BEGIN

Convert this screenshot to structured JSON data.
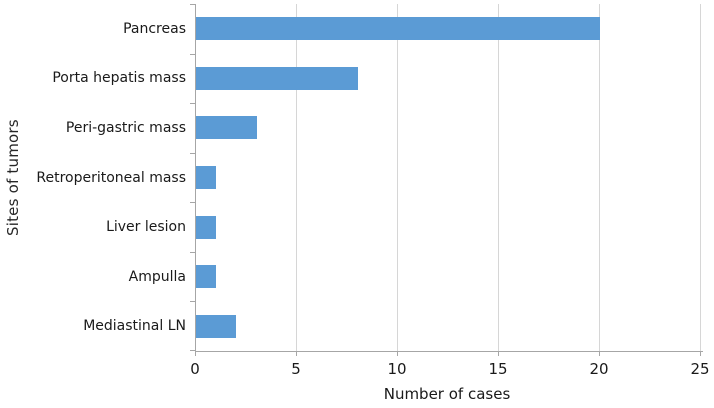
{
  "chart_data": {
    "type": "bar",
    "orientation": "horizontal",
    "categories": [
      "Pancreas",
      "Porta hepatis mass",
      "Peri-gastric mass",
      "Retroperitoneal mass",
      "Liver lesion",
      "Ampulla",
      "Mediastinal LN"
    ],
    "values": [
      20,
      8,
      3,
      1,
      1,
      1,
      2
    ],
    "title": "",
    "xlabel": "Number of cases",
    "ylabel": "Sites of tumors",
    "xlim": [
      0,
      25
    ],
    "xticks": [
      0,
      5,
      10,
      15,
      20,
      25
    ],
    "grid": "vertical-gridlines",
    "legend": "none",
    "bar_color": "#5B9BD5",
    "gridline_color": "#D6D6D6",
    "axis_color": "#A6A6A6",
    "text_color": "#1A1A1A"
  }
}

END

Work to complete: Excluding the pictures, restate the records above word for word.

Exercise result:
Convert this screenshot to structured JSON data.
{
  "chart_data": {
    "type": "bar",
    "orientation": "horizontal",
    "categories": [
      "Pancreas",
      "Porta hepatis mass",
      "Peri-gastric mass",
      "Retroperitoneal mass",
      "Liver lesion",
      "Ampulla",
      "Mediastinal LN"
    ],
    "values": [
      20,
      8,
      3,
      1,
      1,
      1,
      2
    ],
    "title": "",
    "xlabel": "Number of cases",
    "ylabel": "Sites of tumors",
    "xlim": [
      0,
      25
    ],
    "xticks": [
      0,
      5,
      10,
      15,
      20,
      25
    ],
    "grid": "vertical-gridlines",
    "legend": "none",
    "bar_color": "#5B9BD5",
    "gridline_color": "#D6D6D6",
    "axis_color": "#A6A6A6",
    "text_color": "#1A1A1A"
  }
}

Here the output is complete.